━━━━━ The data

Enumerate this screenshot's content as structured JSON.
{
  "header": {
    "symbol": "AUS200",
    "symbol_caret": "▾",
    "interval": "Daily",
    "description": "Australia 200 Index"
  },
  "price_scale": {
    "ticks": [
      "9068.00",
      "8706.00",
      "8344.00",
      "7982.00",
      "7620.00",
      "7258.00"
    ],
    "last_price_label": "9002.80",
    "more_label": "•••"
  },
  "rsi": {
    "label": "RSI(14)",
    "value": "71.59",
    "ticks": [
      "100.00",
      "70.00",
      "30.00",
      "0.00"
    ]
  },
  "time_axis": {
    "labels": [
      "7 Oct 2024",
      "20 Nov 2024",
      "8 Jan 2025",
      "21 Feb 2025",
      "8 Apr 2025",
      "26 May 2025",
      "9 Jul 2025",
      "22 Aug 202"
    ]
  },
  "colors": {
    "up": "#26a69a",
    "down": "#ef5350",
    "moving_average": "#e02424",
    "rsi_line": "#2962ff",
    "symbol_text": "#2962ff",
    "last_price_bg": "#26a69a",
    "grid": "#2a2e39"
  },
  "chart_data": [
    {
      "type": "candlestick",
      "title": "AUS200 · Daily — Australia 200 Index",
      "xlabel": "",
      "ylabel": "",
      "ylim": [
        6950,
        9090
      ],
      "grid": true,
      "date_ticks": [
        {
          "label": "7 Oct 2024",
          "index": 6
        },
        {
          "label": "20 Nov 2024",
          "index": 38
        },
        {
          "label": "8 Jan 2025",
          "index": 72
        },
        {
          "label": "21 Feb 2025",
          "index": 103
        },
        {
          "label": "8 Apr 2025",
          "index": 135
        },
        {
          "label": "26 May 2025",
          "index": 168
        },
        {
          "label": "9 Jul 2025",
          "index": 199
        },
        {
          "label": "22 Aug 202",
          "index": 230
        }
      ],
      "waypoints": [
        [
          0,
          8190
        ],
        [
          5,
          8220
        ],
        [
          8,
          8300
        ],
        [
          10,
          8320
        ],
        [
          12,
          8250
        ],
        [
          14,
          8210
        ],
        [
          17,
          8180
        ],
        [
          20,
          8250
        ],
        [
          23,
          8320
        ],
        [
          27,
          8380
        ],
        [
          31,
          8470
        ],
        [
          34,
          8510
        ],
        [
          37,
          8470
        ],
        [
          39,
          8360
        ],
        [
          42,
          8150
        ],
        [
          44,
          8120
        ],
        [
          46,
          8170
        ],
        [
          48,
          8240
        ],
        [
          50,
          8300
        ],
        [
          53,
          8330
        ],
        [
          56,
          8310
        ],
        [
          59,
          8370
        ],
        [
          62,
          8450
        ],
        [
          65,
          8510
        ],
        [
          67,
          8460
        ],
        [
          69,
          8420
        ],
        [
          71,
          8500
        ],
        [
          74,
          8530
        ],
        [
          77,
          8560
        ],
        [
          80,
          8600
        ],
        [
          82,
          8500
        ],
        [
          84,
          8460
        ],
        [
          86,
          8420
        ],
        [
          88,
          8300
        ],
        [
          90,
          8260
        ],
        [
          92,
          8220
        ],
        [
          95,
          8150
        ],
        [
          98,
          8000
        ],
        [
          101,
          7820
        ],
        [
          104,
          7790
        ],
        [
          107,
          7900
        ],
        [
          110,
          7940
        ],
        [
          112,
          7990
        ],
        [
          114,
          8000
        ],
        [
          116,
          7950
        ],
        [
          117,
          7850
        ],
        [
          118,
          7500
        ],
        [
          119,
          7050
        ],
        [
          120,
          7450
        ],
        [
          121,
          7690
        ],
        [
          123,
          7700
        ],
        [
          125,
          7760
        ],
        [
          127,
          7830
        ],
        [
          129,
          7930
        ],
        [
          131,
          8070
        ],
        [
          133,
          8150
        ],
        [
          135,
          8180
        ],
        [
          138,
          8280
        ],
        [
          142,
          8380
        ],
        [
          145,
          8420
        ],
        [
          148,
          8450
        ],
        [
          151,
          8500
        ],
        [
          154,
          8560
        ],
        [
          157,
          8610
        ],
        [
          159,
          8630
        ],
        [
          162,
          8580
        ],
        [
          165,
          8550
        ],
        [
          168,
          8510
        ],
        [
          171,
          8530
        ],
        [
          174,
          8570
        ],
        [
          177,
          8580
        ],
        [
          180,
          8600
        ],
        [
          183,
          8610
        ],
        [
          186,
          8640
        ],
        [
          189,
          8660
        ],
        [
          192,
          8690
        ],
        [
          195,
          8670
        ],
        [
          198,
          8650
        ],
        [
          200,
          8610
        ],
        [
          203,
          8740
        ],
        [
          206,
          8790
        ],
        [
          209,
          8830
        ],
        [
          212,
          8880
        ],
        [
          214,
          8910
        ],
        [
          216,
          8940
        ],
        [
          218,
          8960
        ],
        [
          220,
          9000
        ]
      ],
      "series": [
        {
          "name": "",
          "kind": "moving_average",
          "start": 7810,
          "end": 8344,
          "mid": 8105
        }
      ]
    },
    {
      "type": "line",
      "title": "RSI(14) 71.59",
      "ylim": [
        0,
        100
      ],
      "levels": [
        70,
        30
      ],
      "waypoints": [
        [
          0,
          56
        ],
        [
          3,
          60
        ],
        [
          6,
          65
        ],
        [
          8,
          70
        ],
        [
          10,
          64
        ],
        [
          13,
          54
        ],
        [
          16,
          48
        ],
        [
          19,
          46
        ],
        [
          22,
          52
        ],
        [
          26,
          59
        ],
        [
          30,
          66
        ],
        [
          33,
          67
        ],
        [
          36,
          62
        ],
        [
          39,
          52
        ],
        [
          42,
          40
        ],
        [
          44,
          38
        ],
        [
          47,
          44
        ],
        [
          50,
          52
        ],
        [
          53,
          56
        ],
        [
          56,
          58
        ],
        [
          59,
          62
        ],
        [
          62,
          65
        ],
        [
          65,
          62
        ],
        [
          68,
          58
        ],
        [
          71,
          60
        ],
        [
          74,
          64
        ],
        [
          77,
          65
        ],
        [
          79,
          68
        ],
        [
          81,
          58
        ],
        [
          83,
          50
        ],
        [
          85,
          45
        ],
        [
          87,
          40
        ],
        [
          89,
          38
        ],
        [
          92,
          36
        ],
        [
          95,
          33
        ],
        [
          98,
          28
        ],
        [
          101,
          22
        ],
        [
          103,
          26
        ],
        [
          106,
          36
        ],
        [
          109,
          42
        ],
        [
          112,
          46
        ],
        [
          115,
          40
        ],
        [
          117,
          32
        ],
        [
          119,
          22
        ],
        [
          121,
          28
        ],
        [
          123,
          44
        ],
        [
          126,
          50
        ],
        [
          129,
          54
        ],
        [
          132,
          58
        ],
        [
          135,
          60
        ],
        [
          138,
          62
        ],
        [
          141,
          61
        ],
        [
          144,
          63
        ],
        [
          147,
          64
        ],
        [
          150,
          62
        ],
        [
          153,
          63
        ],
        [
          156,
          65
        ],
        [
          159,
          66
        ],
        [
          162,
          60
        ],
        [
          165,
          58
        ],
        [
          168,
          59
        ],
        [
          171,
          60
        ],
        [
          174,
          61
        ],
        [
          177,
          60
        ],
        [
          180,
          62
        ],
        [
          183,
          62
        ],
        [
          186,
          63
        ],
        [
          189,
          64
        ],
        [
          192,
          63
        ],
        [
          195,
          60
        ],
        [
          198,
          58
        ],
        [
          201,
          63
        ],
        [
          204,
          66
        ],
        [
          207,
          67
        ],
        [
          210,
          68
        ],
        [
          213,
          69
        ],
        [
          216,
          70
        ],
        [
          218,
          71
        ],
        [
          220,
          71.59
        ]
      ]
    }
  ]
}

━━━━━━━━━━

Requirements: Report how many lines of the preceding records include "Daily". Output the number only.

Output of the exercise: 2